YOUR OBJECTIVE —
Starting with the line that contains "Output the text content of this document.", copy each line exactly through the end of the listing, and omit all pictures.

(Data entries)

********************

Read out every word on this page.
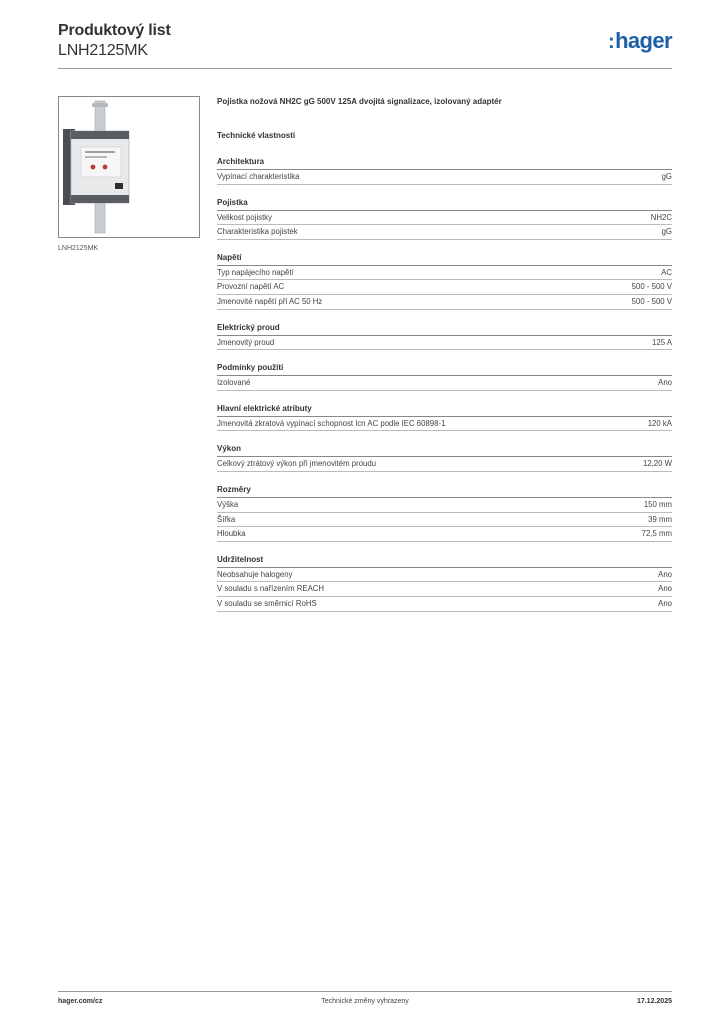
Produktový list
LNH2125MK	:hager
LNH2125MK
Pojistka nožová NH2C gG 500V 125A dvojitá signalizace, izolovaný adaptér
Technické vlastnosti
Architektura
Vypínací charakteristika	gG
Pojistka
Velikost pojistky	NH2C
Charakteristika pojistek	gG
Napětí
Typ napájecího napětí	AC
Provozní napětí AC	500 - 500 V
Jmenovité napětí při AC 50 Hz	500 - 500 V
Elektrický proud
Jmenovitý proud	125 A
Podmínky použití
Izolované	Ano
Hlavní elektrické atributy
Jmenovitá zkratová vypínací schopnost Icn AC podle IEC 60898-1	120 kA
Výkon
Celkový ztrátový výkon při jmenovitém proudu	12,20 W
Rozměry
Výška	150 mm
Šířka	39 mm
Hloubka	72,5 mm
Udržitelnost
Neobsahuje halogeny	Ano
V souladu s nařízením REACH	Ano
V souladu se směrnicí RoHS	Ano
hager.com/cz	Technické změny vyhrazeny	17.12.2025
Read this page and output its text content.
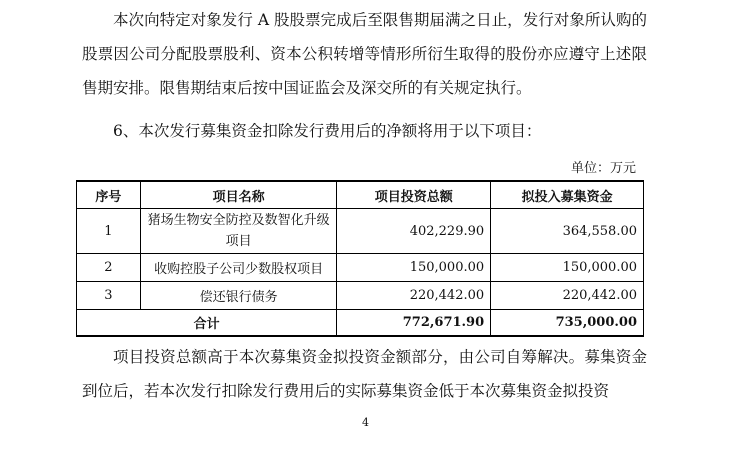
本次向特定对象发行 A 股股票完成后至限售期届满之日止，发行对象所认购的股票因公司分配股票股利、资本公积转增等情形所衍生取得的股份亦应遵守上述限售期安排。限售期结束后按中国证监会及深交所的有关规定执行。

6、本次发行募集资金扣除发行费用后的净额将用于以下项目：

单位：万元
序号	项目名称	项目投资总额	拟投入募集资金
1	猪场生物安全防控及数智化升级项目	402,229.90	364,558.00
2	收购控股子公司少数股权项目	150,000.00	150,000.00
3	偿还银行债务	220,442.00	220,442.00
合计		772,671.90	735,000.00

项目投资总额高于本次募集资金拟投资金额部分，由公司自筹解决。募集资金到位后，若本次发行扣除发行费用后的实际募集资金低于本次募集资金拟投资

4
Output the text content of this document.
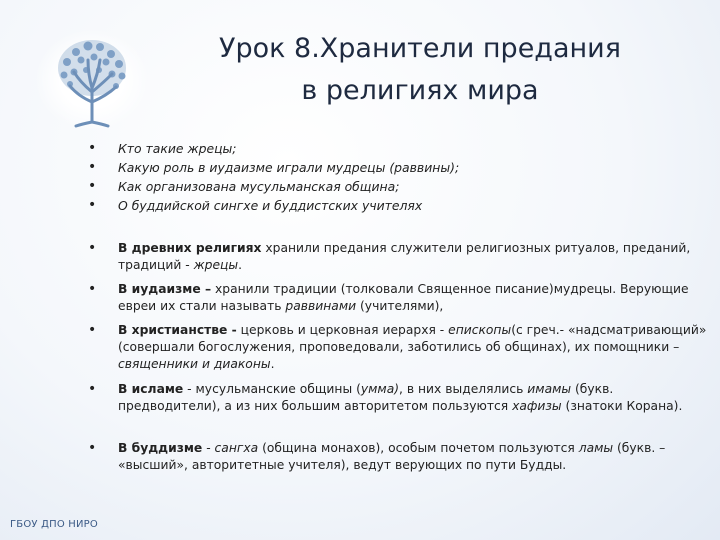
Урок 8.Хранители предания
в религиях мира
• Кто такие жрецы;
• Какую роль в иудаизме играли мудрецы (раввины);
• Как организована мусульманская община;
• О буддийской сингхе и буддистских учителях
• В древних религиях хранили предания служители религиозных ритуалов, преданий, традиций - жрецы.
• В иудаизме – хранили традиции (толковали Священное писание)мудрецы. Верующие евреи их стали называть раввинами (учителями),
• В христианстве - церковь и церковная иерархя - епископы(с греч.- «надсматривающий» (совершали богослужения, проповедовали, заботились об общинах), их помощники – священники и диаконы.
• В исламе - мусульманские общины (умма), в них выделялись имамы (букв. предводители), а из них большим авторитетом пользуются хафизы (знатоки Корана).
• В буддизме - сангха (община монахов), особым почетом пользуются ламы (букв. – «высший», авторитетные учителя), ведут верующих по пути Будды.
ГБОУ ДПО НИРО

********************

RESULT OF THE TASK —
Output the text content of this document.
Урок 8.Хранители предания
в религиях мира
• Кто такие жрецы;
• Какую роль в иудаизме играли мудрецы (раввины);
• Как организована мусульманская община;
• О буддийской сингхе и буддистских учителях
• В древних религиях хранили предания служители религиозных ритуалов, преданий, традиций - жрецы.
• В иудаизме – хранили традиции (толковали Священное писание)мудрецы. Верующие евреи их стали называть раввинами (учителями),
• В христианстве - церковь и церковная иерархя - епископы(с греч.- «надсматривающий» (совершали богослужения, проповедовали, заботились об общинах), их помощники – священники и диаконы.
• В исламе - мусульманские общины (умма), в них выделялись имамы (букв. предводители), а из них большим авторитетом пользуются хафизы (знатоки Корана).
• В буддизме - сангха (община монахов), особым почетом пользуются ламы (букв. – «высший», авторитетные учителя), ведут верующих по пути Будды.
ГБОУ ДПО НИРО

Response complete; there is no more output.